Exercise requirements: From the records below, copy every line that contains the word "content".

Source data
--- Begin ---
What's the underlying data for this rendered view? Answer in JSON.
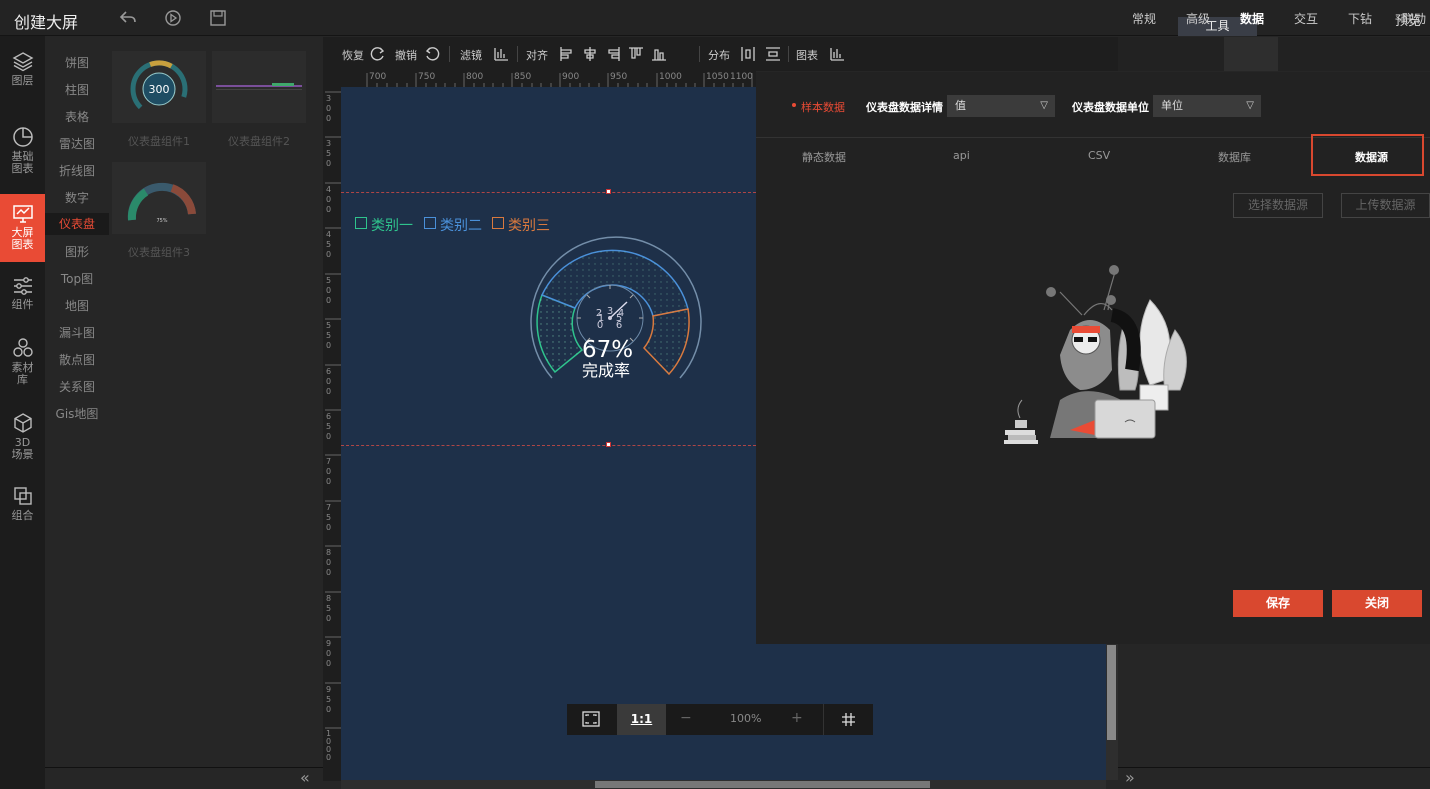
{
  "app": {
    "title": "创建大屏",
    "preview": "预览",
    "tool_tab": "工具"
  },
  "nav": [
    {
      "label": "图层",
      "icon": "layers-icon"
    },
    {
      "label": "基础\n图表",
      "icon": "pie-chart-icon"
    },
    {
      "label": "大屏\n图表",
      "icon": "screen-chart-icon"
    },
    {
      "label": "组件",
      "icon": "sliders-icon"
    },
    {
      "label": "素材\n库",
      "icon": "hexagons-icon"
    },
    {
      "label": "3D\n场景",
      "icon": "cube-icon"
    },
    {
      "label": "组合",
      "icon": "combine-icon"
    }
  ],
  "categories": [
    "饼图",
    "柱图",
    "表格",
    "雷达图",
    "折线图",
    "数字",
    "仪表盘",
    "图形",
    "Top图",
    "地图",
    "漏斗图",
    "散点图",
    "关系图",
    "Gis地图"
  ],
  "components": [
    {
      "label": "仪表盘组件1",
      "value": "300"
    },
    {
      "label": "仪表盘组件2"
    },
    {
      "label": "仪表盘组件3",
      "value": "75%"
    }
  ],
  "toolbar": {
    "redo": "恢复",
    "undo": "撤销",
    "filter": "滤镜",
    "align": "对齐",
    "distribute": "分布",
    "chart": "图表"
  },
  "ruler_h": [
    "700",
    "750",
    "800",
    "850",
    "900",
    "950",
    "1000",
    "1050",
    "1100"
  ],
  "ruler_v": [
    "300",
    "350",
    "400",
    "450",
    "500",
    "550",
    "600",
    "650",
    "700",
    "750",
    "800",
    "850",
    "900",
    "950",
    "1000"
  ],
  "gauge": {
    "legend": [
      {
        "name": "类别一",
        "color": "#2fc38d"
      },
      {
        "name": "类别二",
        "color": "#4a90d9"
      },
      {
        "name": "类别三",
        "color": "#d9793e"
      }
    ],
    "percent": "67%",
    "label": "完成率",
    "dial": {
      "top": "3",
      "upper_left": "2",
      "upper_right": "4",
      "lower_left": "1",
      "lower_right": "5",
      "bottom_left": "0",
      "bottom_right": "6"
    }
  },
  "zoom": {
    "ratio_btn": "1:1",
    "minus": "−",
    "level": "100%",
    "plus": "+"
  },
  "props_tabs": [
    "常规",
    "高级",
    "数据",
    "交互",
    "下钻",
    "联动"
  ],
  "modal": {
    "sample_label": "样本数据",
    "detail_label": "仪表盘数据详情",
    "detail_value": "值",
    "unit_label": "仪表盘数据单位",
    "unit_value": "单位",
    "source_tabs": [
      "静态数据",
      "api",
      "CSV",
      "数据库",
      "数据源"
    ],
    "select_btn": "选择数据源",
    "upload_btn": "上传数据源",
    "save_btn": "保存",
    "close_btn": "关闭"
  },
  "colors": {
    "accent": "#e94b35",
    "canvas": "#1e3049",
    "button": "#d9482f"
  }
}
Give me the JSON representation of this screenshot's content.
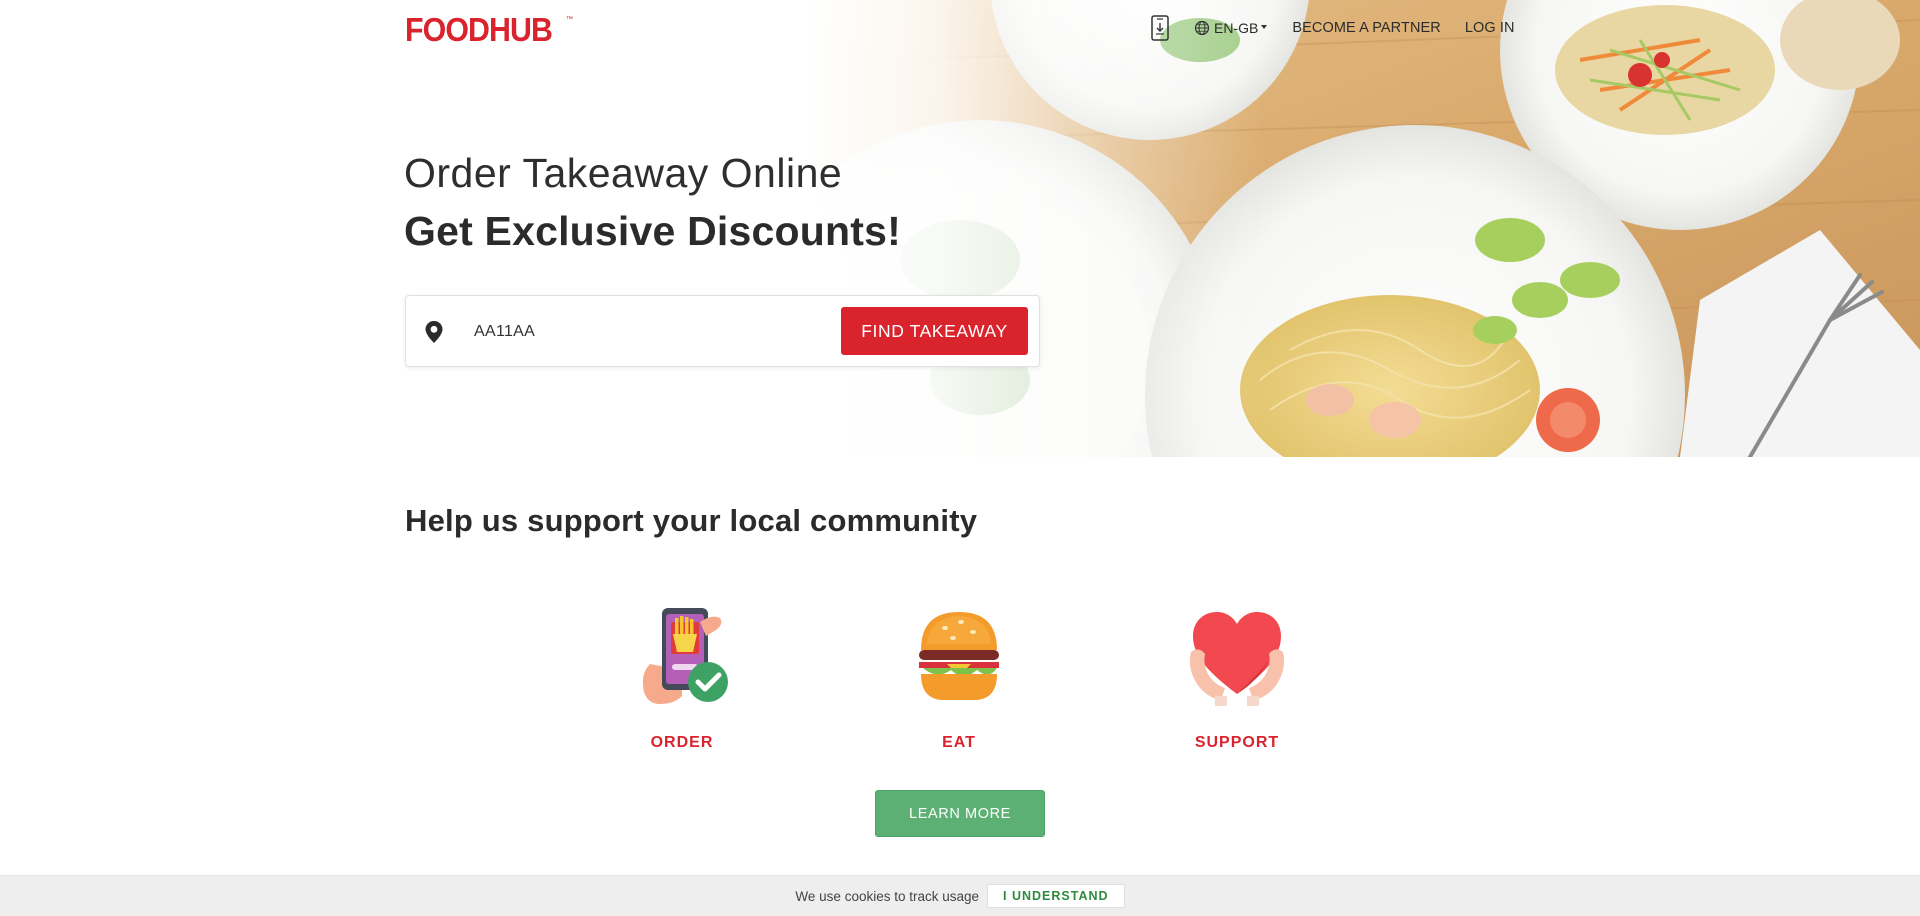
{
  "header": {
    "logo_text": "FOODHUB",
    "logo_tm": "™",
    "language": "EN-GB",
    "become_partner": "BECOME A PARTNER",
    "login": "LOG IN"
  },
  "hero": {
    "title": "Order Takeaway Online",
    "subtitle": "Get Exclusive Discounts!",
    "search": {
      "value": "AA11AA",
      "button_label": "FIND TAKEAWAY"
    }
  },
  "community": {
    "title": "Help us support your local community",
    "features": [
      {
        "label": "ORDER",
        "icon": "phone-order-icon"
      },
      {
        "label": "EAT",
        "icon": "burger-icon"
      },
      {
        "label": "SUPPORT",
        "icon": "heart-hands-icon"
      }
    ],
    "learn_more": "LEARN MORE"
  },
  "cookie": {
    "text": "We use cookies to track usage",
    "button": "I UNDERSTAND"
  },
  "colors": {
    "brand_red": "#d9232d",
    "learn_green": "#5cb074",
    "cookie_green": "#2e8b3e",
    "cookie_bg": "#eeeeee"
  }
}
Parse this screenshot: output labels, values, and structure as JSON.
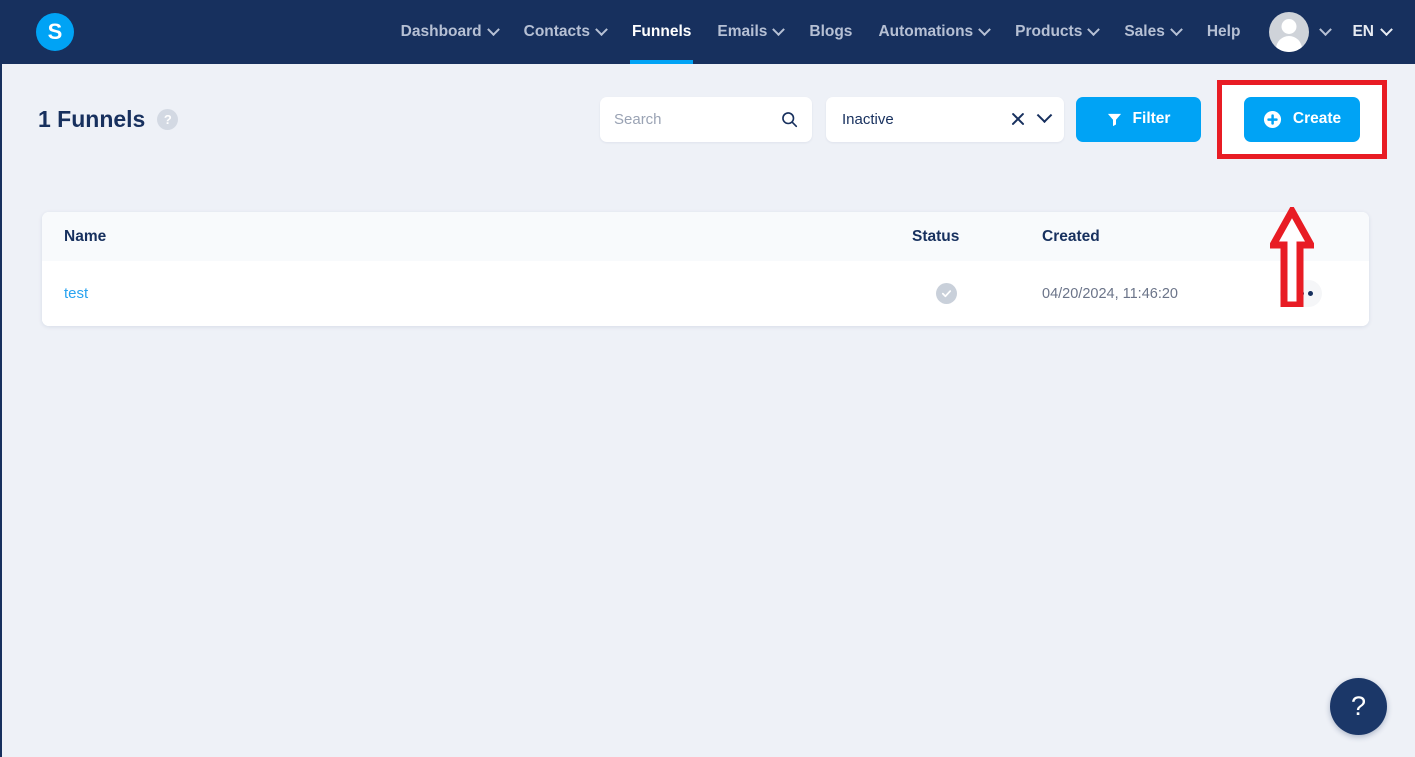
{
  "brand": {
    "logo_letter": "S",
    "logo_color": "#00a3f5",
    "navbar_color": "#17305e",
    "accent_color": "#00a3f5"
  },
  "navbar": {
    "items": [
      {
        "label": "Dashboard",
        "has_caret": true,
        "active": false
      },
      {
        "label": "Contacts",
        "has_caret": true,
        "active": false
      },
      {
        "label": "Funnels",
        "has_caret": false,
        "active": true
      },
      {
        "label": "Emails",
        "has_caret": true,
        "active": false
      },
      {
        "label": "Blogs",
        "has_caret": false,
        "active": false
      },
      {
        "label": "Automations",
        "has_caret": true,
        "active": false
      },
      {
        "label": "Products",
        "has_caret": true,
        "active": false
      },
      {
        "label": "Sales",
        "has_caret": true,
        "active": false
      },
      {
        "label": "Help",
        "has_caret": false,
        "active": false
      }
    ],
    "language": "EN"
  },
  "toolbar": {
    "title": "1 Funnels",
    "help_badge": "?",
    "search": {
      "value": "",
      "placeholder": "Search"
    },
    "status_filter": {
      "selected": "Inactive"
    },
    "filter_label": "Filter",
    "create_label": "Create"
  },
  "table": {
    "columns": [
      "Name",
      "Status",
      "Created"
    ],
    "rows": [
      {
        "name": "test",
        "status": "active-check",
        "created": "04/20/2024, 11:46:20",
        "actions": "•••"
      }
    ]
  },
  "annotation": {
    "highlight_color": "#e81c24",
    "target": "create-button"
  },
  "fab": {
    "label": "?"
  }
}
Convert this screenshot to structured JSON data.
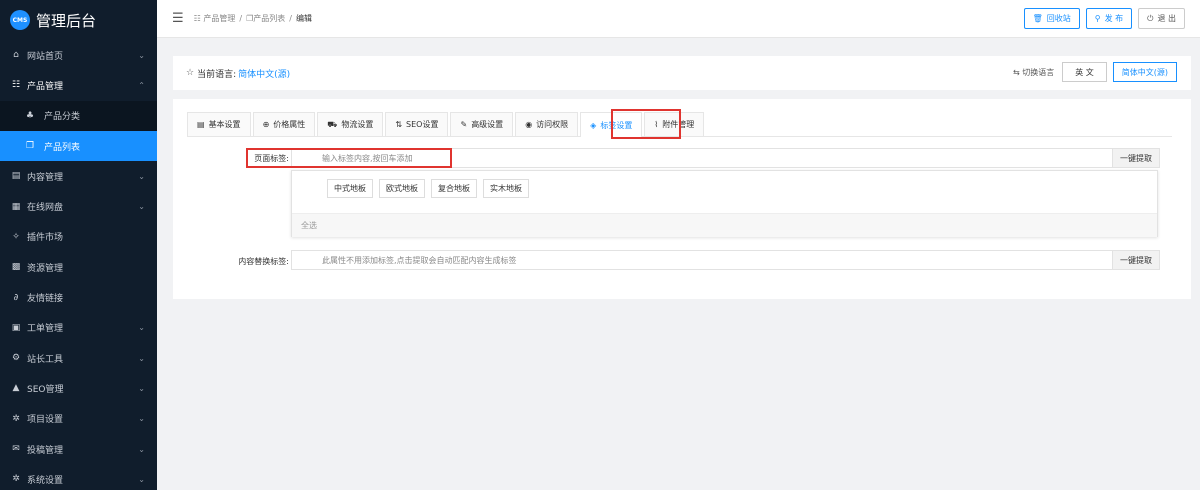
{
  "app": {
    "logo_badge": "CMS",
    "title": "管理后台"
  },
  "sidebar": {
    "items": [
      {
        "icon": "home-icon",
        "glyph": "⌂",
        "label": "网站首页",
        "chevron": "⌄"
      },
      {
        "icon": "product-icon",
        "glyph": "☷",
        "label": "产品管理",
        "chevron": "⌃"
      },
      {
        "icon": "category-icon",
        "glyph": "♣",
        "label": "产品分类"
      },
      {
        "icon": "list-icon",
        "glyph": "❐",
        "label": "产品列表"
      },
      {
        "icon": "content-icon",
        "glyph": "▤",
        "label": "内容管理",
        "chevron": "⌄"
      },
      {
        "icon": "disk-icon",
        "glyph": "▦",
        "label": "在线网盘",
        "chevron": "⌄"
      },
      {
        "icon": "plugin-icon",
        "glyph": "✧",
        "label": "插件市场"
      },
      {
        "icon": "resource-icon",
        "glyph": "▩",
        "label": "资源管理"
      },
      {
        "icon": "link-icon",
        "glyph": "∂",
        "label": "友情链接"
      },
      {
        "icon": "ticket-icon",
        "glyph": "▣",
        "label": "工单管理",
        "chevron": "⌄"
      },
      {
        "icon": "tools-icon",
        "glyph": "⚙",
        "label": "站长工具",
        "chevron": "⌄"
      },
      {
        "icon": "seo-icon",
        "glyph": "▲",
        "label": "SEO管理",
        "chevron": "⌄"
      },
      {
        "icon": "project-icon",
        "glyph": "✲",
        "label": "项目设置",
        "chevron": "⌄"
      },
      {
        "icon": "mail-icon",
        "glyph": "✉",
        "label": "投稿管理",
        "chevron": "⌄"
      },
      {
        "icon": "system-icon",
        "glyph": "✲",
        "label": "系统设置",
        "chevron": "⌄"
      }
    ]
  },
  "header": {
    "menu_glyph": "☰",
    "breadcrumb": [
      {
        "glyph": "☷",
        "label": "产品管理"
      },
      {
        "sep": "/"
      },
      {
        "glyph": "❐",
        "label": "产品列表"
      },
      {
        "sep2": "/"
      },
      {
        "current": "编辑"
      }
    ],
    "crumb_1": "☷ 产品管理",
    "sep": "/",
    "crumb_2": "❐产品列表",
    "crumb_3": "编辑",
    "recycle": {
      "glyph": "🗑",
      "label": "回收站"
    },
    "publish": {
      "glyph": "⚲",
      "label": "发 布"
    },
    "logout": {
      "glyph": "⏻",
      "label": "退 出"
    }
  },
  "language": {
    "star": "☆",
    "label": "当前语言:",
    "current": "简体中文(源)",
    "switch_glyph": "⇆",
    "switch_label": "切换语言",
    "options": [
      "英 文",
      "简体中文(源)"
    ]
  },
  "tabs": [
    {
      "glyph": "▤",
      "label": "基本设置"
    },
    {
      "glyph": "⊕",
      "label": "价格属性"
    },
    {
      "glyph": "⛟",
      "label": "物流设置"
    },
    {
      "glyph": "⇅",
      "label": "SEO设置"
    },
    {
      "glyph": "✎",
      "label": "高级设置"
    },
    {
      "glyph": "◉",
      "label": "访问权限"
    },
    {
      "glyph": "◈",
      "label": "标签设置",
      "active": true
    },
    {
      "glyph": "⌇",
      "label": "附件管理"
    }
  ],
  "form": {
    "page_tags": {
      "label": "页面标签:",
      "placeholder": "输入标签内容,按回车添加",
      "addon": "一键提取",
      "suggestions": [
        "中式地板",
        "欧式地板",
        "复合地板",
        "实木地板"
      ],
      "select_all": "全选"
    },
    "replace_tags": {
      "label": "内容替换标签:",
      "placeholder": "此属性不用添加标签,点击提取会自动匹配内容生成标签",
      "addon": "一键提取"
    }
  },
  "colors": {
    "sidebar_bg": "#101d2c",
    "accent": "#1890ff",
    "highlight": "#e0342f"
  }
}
--- End ---
Response to the exercise:
Give me the JSON representation of this screenshot's content.
        "icon": "content-icon",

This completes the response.